GIVEN TASK
In the material below, list every line carrying the string "name".

┌──

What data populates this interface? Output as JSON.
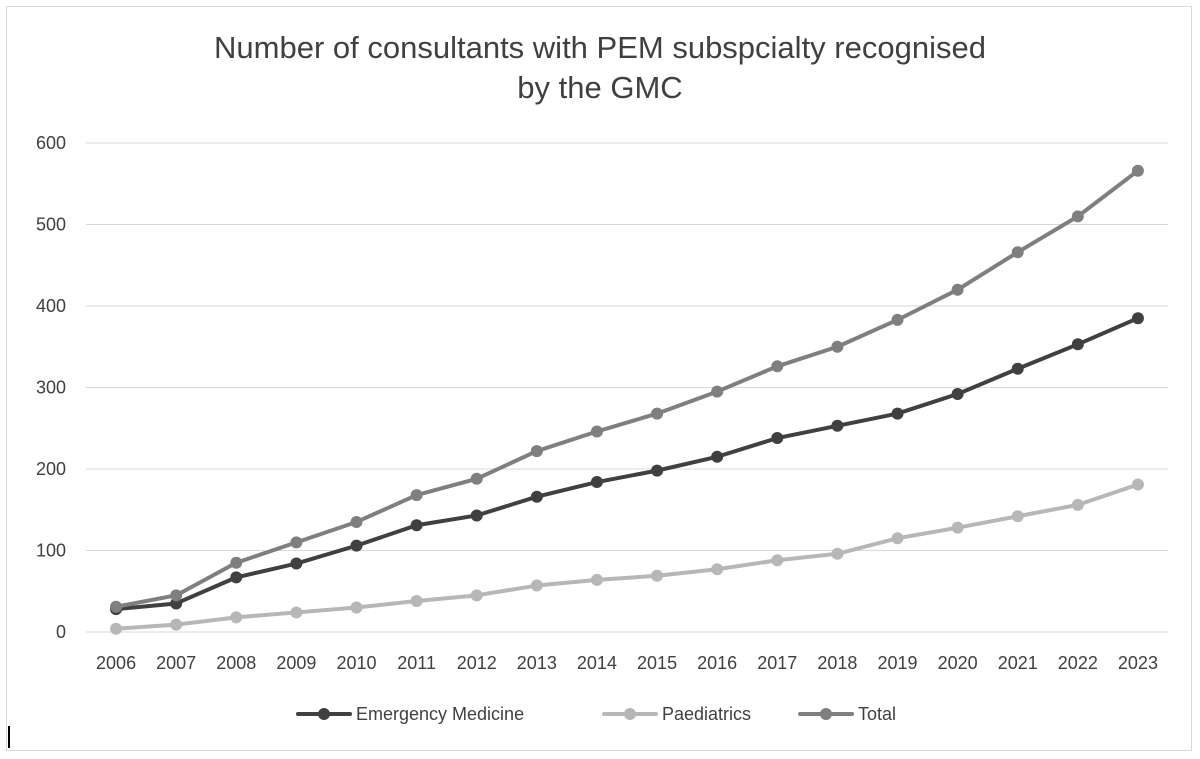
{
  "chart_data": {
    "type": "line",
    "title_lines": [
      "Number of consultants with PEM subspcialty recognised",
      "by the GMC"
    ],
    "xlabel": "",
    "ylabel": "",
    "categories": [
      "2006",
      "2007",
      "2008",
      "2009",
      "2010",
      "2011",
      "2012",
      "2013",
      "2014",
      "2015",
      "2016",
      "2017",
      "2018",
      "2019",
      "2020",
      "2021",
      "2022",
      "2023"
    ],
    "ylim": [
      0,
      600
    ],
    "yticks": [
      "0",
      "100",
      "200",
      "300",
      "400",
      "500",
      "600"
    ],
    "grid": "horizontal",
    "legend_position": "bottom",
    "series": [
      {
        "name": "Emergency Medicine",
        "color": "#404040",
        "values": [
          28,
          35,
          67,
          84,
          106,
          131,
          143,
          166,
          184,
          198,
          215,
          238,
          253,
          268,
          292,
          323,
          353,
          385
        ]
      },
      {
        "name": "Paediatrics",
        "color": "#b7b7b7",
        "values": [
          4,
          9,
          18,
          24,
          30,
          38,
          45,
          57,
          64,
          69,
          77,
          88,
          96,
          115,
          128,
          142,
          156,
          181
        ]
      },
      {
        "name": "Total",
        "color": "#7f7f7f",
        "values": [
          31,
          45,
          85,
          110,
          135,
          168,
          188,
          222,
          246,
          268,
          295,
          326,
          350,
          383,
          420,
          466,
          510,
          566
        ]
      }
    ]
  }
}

└──
┌──

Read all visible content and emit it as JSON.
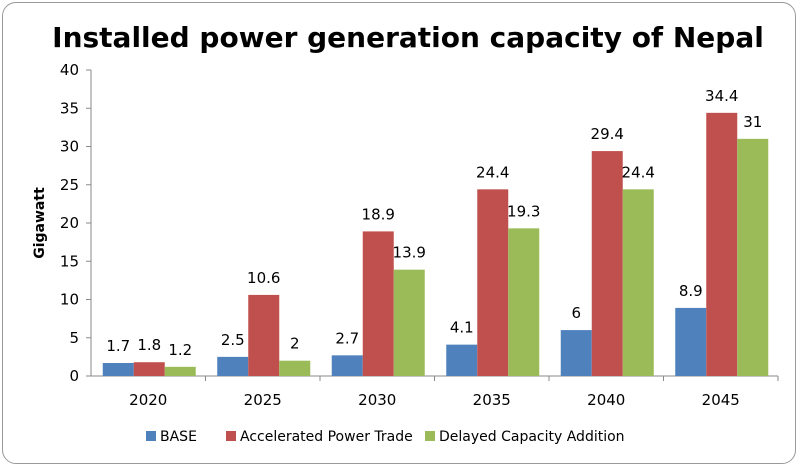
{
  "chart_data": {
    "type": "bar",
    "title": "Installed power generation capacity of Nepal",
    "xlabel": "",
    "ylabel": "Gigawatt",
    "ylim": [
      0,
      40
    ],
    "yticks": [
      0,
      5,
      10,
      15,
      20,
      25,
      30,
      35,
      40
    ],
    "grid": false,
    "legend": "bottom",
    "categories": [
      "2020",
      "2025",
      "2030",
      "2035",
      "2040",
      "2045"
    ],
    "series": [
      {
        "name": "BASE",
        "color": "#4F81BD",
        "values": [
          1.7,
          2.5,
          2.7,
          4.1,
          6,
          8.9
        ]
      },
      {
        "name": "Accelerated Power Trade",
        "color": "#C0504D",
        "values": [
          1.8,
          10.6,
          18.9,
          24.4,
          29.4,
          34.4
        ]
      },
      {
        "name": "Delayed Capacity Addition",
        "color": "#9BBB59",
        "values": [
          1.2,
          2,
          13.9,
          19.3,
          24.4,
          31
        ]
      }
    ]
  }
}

└──

FINAL RESULT
        "name": "Emergency Medicine",
        "name": "Paediatrics",
        "name": "Total",
        "name": "BASE",
        "name": "Accelerated Power Trade",
        "name": "Delayed Capacity Addition",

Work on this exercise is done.